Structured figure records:

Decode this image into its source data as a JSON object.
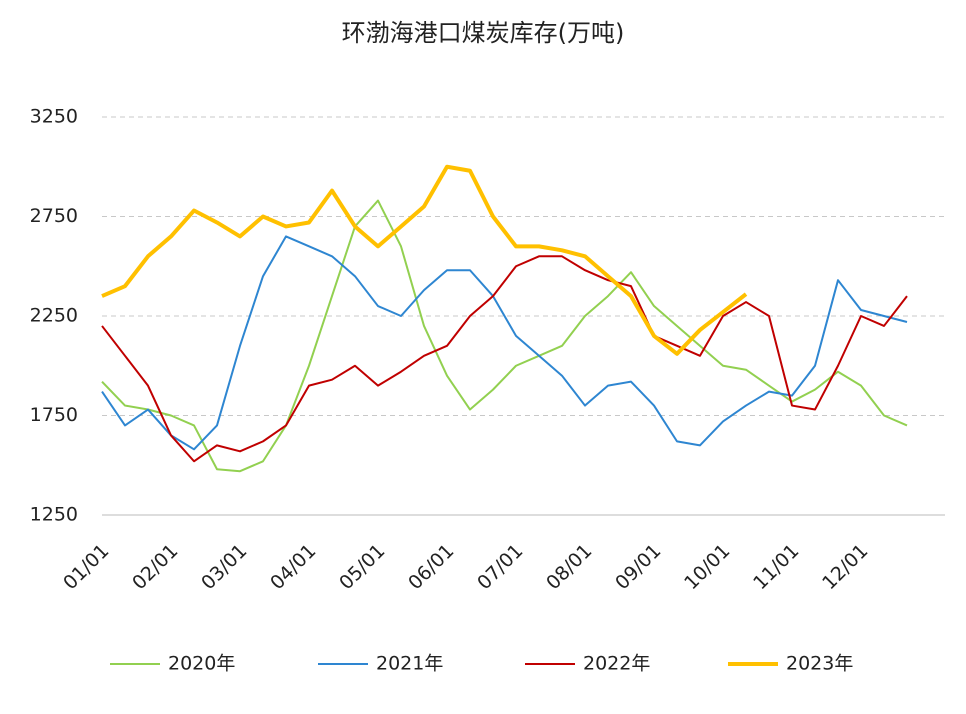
{
  "chart_data": {
    "type": "line",
    "title": "环渤海港口煤炭库存(万吨)",
    "categories": [
      "01/01",
      null,
      null,
      "02/01",
      null,
      null,
      "03/01",
      null,
      null,
      "04/01",
      null,
      null,
      "05/01",
      null,
      null,
      "06/01",
      null,
      null,
      "07/01",
      null,
      null,
      "08/01",
      null,
      null,
      "09/01",
      null,
      null,
      "10/01",
      null,
      null,
      "11/01",
      null,
      null,
      "12/01",
      null,
      null
    ],
    "ylim": [
      1250,
      3250
    ],
    "yticks": [
      1250,
      1750,
      2250,
      2750,
      3250
    ],
    "grid": true,
    "legend": "bottom",
    "series": [
      {
        "name": "2020年",
        "color": "#92d050",
        "width": 2,
        "values": [
          1920,
          1800,
          1780,
          1750,
          1700,
          1480,
          1470,
          1520,
          1700,
          2000,
          2350,
          2700,
          2830,
          2600,
          2200,
          1950,
          1780,
          1880,
          2000,
          2050,
          2100,
          2250,
          2350,
          2470,
          2300,
          2200,
          2100,
          2000,
          1980,
          1900,
          1820,
          1880,
          1970,
          1900,
          1750,
          1700
        ]
      },
      {
        "name": "2021年",
        "color": "#2e86d1",
        "width": 2,
        "values": [
          1870,
          1700,
          1780,
          1650,
          1580,
          1700,
          2100,
          2450,
          2650,
          2600,
          2550,
          2450,
          2300,
          2250,
          2380,
          2480,
          2480,
          2350,
          2150,
          2050,
          1950,
          1800,
          1900,
          1920,
          1800,
          1620,
          1600,
          1720,
          1800,
          1870,
          1850,
          2000,
          2430,
          2280,
          2250,
          2220
        ]
      },
      {
        "name": "2022年",
        "color": "#c00000",
        "width": 2,
        "values": [
          2200,
          2050,
          1900,
          1650,
          1520,
          1600,
          1570,
          1620,
          1700,
          1900,
          1930,
          2000,
          1900,
          1970,
          2050,
          2100,
          2250,
          2350,
          2500,
          2550,
          2550,
          2480,
          2430,
          2400,
          2150,
          2100,
          2050,
          2250,
          2320,
          2250,
          1800,
          1780,
          2000,
          2250,
          2200,
          2350
        ]
      },
      {
        "name": "2023年",
        "color": "#ffc000",
        "width": 4,
        "values": [
          2350,
          2400,
          2550,
          2650,
          2780,
          2720,
          2650,
          2750,
          2700,
          2720,
          2880,
          2700,
          2600,
          2700,
          2800,
          3000,
          2980,
          2750,
          2600,
          2600,
          2580,
          2550,
          2450,
          2350,
          2150,
          2060,
          2180,
          2270,
          2360,
          null,
          null,
          null,
          null,
          null,
          null,
          null
        ]
      }
    ]
  }
}
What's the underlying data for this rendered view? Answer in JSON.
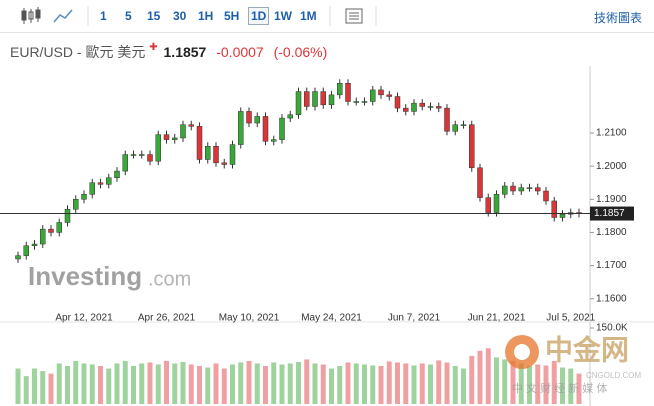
{
  "toolbar": {
    "intervals": [
      "1",
      "5",
      "15",
      "30",
      "1H",
      "5H",
      "1D",
      "1W",
      "1M"
    ],
    "selected": 6,
    "link": "技術圖表"
  },
  "header": {
    "symbol": "EUR/USD - 歐元 美元",
    "change": -0.0007,
    "change_pct": "(-0.06%)"
  },
  "watermarks": {
    "investing": "Investing",
    "investing_suffix": ".com",
    "cngold": "中金网",
    "cngold_sub": "中 文 财 经 新 媒 体",
    "cngold_url": "CNGOLD.COM"
  },
  "chart_data": [
    {
      "type": "candlestick",
      "categories": [
        null,
        null,
        null,
        null,
        null,
        null,
        null,
        null,
        "Apr 12, 2021",
        null,
        null,
        null,
        null,
        null,
        null,
        null,
        null,
        null,
        "Apr 26, 2021",
        null,
        null,
        null,
        null,
        null,
        null,
        null,
        null,
        null,
        "May 10, 2021",
        null,
        null,
        null,
        null,
        null,
        null,
        null,
        null,
        null,
        "May 24, 2021",
        null,
        null,
        null,
        null,
        null,
        null,
        null,
        null,
        null,
        "Jun 7, 2021",
        null,
        null,
        null,
        null,
        null,
        null,
        null,
        null,
        null,
        "Jun 21, 2021",
        null,
        null,
        null,
        null,
        null,
        null,
        null,
        null,
        "Jul 5, 2021",
        null
      ],
      "open": [
        1.172,
        1.173,
        1.176,
        1.1765,
        1.181,
        1.18,
        1.183,
        1.187,
        1.19,
        1.1915,
        1.195,
        1.1945,
        1.1965,
        1.1985,
        1.2035,
        1.2035,
        1.2035,
        1.2015,
        1.2095,
        1.208,
        1.2085,
        1.2125,
        1.212,
        1.202,
        1.206,
        1.201,
        1.2005,
        1.2065,
        1.2165,
        1.213,
        1.215,
        1.2075,
        1.208,
        1.2145,
        1.2155,
        1.2225,
        1.218,
        1.2225,
        1.2185,
        1.2215,
        1.225,
        1.2195,
        1.2195,
        1.2195,
        1.223,
        1.2215,
        1.221,
        1.2175,
        1.2165,
        1.219,
        1.218,
        1.218,
        1.2175,
        1.2105,
        1.2125,
        1.2125,
        1.1995,
        1.1905,
        1.186,
        1.1915,
        1.194,
        1.1925,
        1.1935,
        1.1935,
        1.1925,
        1.1895,
        1.1845,
        1.1855,
        1.186
      ],
      "high": [
        1.1742,
        1.1772,
        1.1777,
        1.1822,
        1.1822,
        1.1842,
        1.1882,
        1.1912,
        1.1927,
        1.1962,
        1.1962,
        1.1977,
        1.1997,
        1.2047,
        1.2047,
        1.2047,
        1.2047,
        1.2107,
        1.2107,
        1.2097,
        1.2137,
        1.2137,
        1.2132,
        1.2072,
        1.2072,
        1.2022,
        1.2077,
        1.2177,
        1.2177,
        1.2162,
        1.2162,
        1.2092,
        1.2157,
        1.2167,
        1.2237,
        1.2237,
        1.2237,
        1.2237,
        1.2227,
        1.2262,
        1.2262,
        1.2207,
        1.2207,
        1.2242,
        1.2242,
        1.2227,
        1.2222,
        1.2187,
        1.2202,
        1.2202,
        1.2192,
        1.2192,
        1.2187,
        1.2137,
        1.2137,
        1.2137,
        1.2007,
        1.1917,
        1.1927,
        1.1952,
        1.1952,
        1.1947,
        1.1947,
        1.1947,
        1.1937,
        1.1907,
        1.1867,
        1.1872,
        1.1872
      ],
      "low": [
        1.1708,
        1.1718,
        1.1748,
        1.1753,
        1.1788,
        1.1788,
        1.1818,
        1.1858,
        1.1888,
        1.1903,
        1.1933,
        1.1933,
        1.1953,
        1.1973,
        1.2023,
        1.2023,
        1.2003,
        1.2003,
        1.2068,
        1.2068,
        1.2073,
        1.2108,
        1.2008,
        1.2008,
        1.1998,
        1.1993,
        1.1993,
        1.2053,
        1.2118,
        1.2118,
        1.2063,
        1.2063,
        1.2068,
        1.2133,
        1.2143,
        1.2168,
        1.2168,
        1.2173,
        1.2173,
        1.2203,
        1.2183,
        1.2183,
        1.2183,
        1.2183,
        1.2203,
        1.2198,
        1.2163,
        1.2153,
        1.2153,
        1.2168,
        1.2168,
        1.2163,
        1.2093,
        1.2093,
        1.2113,
        1.1983,
        1.1893,
        1.1848,
        1.1848,
        1.1903,
        1.1913,
        1.1913,
        1.1923,
        1.1913,
        1.1883,
        1.1833,
        1.1833,
        1.1843,
        1.1845
      ],
      "close": [
        1.173,
        1.176,
        1.1765,
        1.181,
        1.18,
        1.183,
        1.187,
        1.19,
        1.1915,
        1.195,
        1.1945,
        1.1965,
        1.1985,
        1.2035,
        1.2035,
        1.2035,
        1.2015,
        1.2095,
        1.208,
        1.2085,
        1.2125,
        1.212,
        1.202,
        1.206,
        1.201,
        1.2005,
        1.2065,
        1.2165,
        1.213,
        1.215,
        1.2075,
        1.208,
        1.2145,
        1.2155,
        1.2225,
        1.218,
        1.2225,
        1.2185,
        1.2215,
        1.225,
        1.2195,
        1.2195,
        1.2195,
        1.223,
        1.2215,
        1.221,
        1.2175,
        1.2165,
        1.219,
        1.218,
        1.218,
        1.2175,
        1.2105,
        1.2125,
        1.2125,
        1.1995,
        1.1905,
        1.186,
        1.1915,
        1.194,
        1.1925,
        1.1935,
        1.1935,
        1.1925,
        1.1895,
        1.1845,
        1.1855,
        1.186,
        1.1857
      ],
      "up_color": "#3aa838",
      "down_color": "#d9363a",
      "last_price": 1.1857,
      "ylim": [
        1.156,
        1.229
      ],
      "yticks": [
        {
          "value": 1.16,
          "label": "1.1600"
        },
        {
          "value": 1.17,
          "label": "1.1700"
        },
        {
          "value": 1.18,
          "label": "1.1800"
        },
        {
          "value": 1.19,
          "label": "1.1900"
        },
        {
          "value": 1.2,
          "label": "1.2000"
        },
        {
          "value": 1.21,
          "label": "1.2100"
        }
      ]
    },
    {
      "type": "volume",
      "values": [
        70000,
        55000,
        70000,
        65000,
        60000,
        80000,
        75000,
        85000,
        80000,
        78000,
        75000,
        70000,
        80000,
        85000,
        75000,
        80000,
        82000,
        78000,
        85000,
        80000,
        83000,
        78000,
        75000,
        72000,
        80000,
        70000,
        78000,
        82000,
        85000,
        80000,
        75000,
        82000,
        78000,
        80000,
        83000,
        88000,
        80000,
        78000,
        70000,
        75000,
        82000,
        80000,
        78000,
        76000,
        75000,
        84000,
        82000,
        80000,
        76000,
        80000,
        78000,
        86000,
        82000,
        75000,
        70000,
        95000,
        105000,
        110000,
        92000,
        88000,
        85000,
        80000,
        75000,
        78000,
        76000,
        85000,
        72000,
        70000,
        60000
      ],
      "up_color": "#9fd39e",
      "down_color": "#f0a0a2",
      "ylim": [
        0,
        150000
      ],
      "yticks": [
        {
          "value": 150000,
          "label": "150.0K"
        }
      ]
    }
  ]
}
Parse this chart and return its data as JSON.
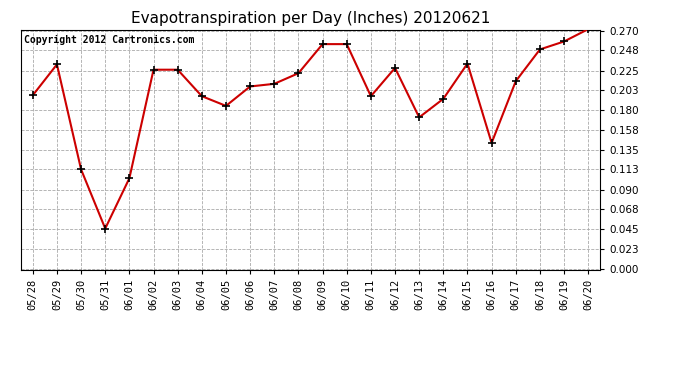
{
  "title": "Evapotranspiration per Day (Inches) 20120621",
  "copyright": "Copyright 2012 Cartronics.com",
  "dates": [
    "05/28",
    "05/29",
    "05/30",
    "05/31",
    "06/01",
    "06/02",
    "06/03",
    "06/04",
    "06/05",
    "06/06",
    "06/07",
    "06/08",
    "06/09",
    "06/10",
    "06/11",
    "06/12",
    "06/13",
    "06/14",
    "06/15",
    "06/16",
    "06/17",
    "06/18",
    "06/19",
    "06/20"
  ],
  "values": [
    0.197,
    0.232,
    0.113,
    0.046,
    0.103,
    0.226,
    0.226,
    0.196,
    0.185,
    0.207,
    0.21,
    0.222,
    0.255,
    0.255,
    0.196,
    0.228,
    0.172,
    0.193,
    0.233,
    0.143,
    0.213,
    0.249,
    0.258,
    0.272
  ],
  "line_color": "#cc0000",
  "marker": "+",
  "marker_size": 6,
  "marker_color": "#000000",
  "ylim": [
    0.0,
    0.27
  ],
  "yticks": [
    0.0,
    0.023,
    0.045,
    0.068,
    0.09,
    0.113,
    0.135,
    0.158,
    0.18,
    0.203,
    0.225,
    0.248,
    0.27
  ],
  "figure_bg": "#ffffff",
  "plot_bg_color": "#ffffff",
  "grid_color": "#aaaaaa",
  "title_fontsize": 11,
  "copyright_fontsize": 7,
  "tick_fontsize": 7.5,
  "figsize": [
    6.9,
    3.75
  ],
  "dpi": 100
}
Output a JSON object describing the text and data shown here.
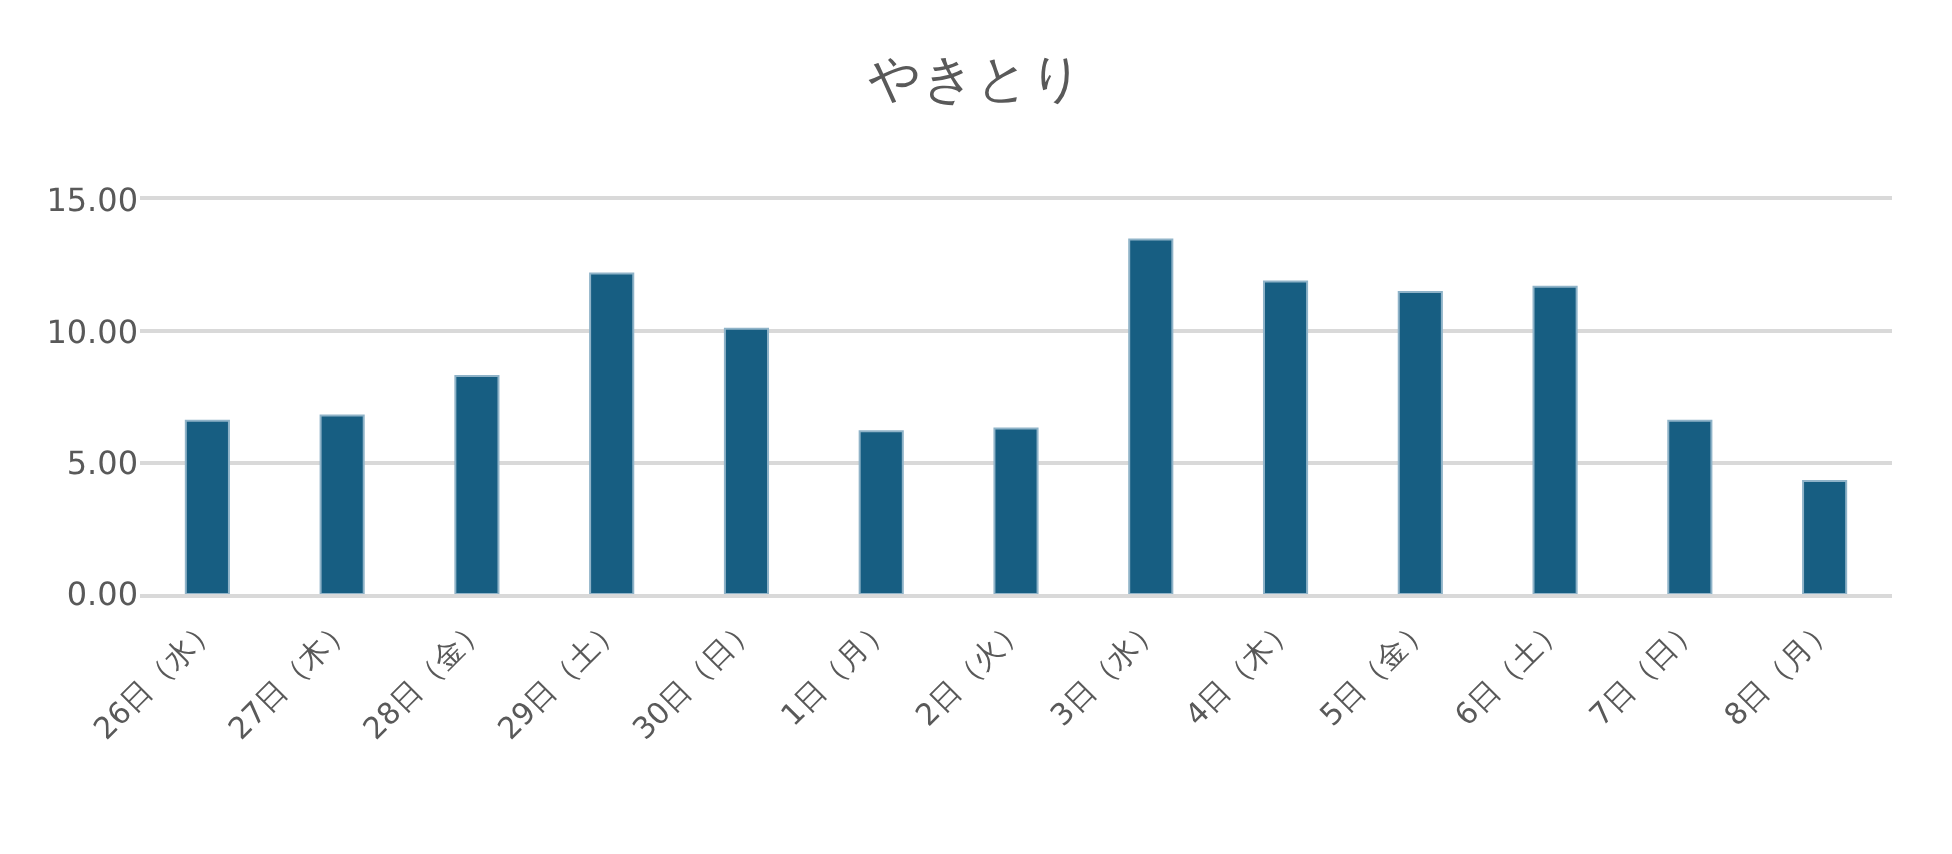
{
  "chart_data": {
    "type": "bar",
    "title": "やきとり",
    "categories": [
      "26日（水）",
      "27日（木）",
      "28日（金）",
      "29日（土）",
      "30日（日）",
      "1日（月）",
      "2日（火）",
      "3日（水）",
      "4日（木）",
      "5日（金）",
      "6日（土）",
      "7日（日）",
      "8日（月）"
    ],
    "values": [
      6.6,
      6.8,
      8.3,
      12.2,
      10.1,
      6.2,
      6.3,
      13.5,
      11.9,
      11.5,
      11.7,
      6.6,
      4.3
    ],
    "color": "#175e82",
    "ylim": [
      0,
      15
    ],
    "yticks": [
      {
        "value": 0,
        "label": "0.00"
      },
      {
        "value": 5,
        "label": "5.00"
      },
      {
        "value": 10,
        "label": "10.00"
      },
      {
        "value": 15,
        "label": "15.00"
      }
    ],
    "grid": "y"
  }
}
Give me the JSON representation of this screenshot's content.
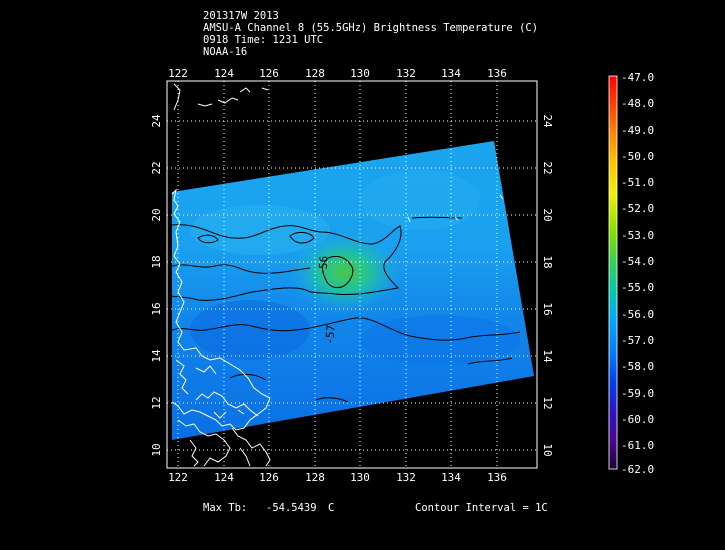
{
  "header": {
    "line1": "201317W 2013",
    "line2": "AMSU-A Channel 8 (55.5GHz) Brightness Temperature (C)",
    "line3": "0918 Time: 1231 UTC",
    "line4": "NOAA-16"
  },
  "map": {
    "lon_labels": [
      "122",
      "124",
      "126",
      "128",
      "130",
      "132",
      "134",
      "136"
    ],
    "lat_labels": [
      "10",
      "12",
      "14",
      "16",
      "18",
      "20",
      "22",
      "24"
    ],
    "contour_labels": [
      "-56",
      "-57"
    ]
  },
  "colorbar": {
    "labels": [
      "-47.0",
      "-48.0",
      "-49.0",
      "-50.0",
      "-51.0",
      "-52.0",
      "-53.0",
      "-54.0",
      "-55.0",
      "-56.0",
      "-57.0",
      "-58.0",
      "-59.0",
      "-60.0",
      "-61.0",
      "-62.0"
    ],
    "colors": [
      "#ff0000",
      "#ff2a00",
      "#ff6a00",
      "#ffa000",
      "#ffd000",
      "#e8f000",
      "#a8e000",
      "#40d040",
      "#00c8a0",
      "#00a8ff",
      "#0080ff",
      "#0040f0",
      "#2818c8",
      "#4a0898",
      "#3a0060",
      "#200040"
    ]
  },
  "footer": {
    "max_tb_label": "Max Tb:",
    "max_tb_value": "-54.5439",
    "max_tb_unit": "C",
    "contour_interval": "Contour Interval = 1C"
  }
}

Exercise aim: Say how many lines of the listing above contain "JSON", with no other words.

Reply to the task: 5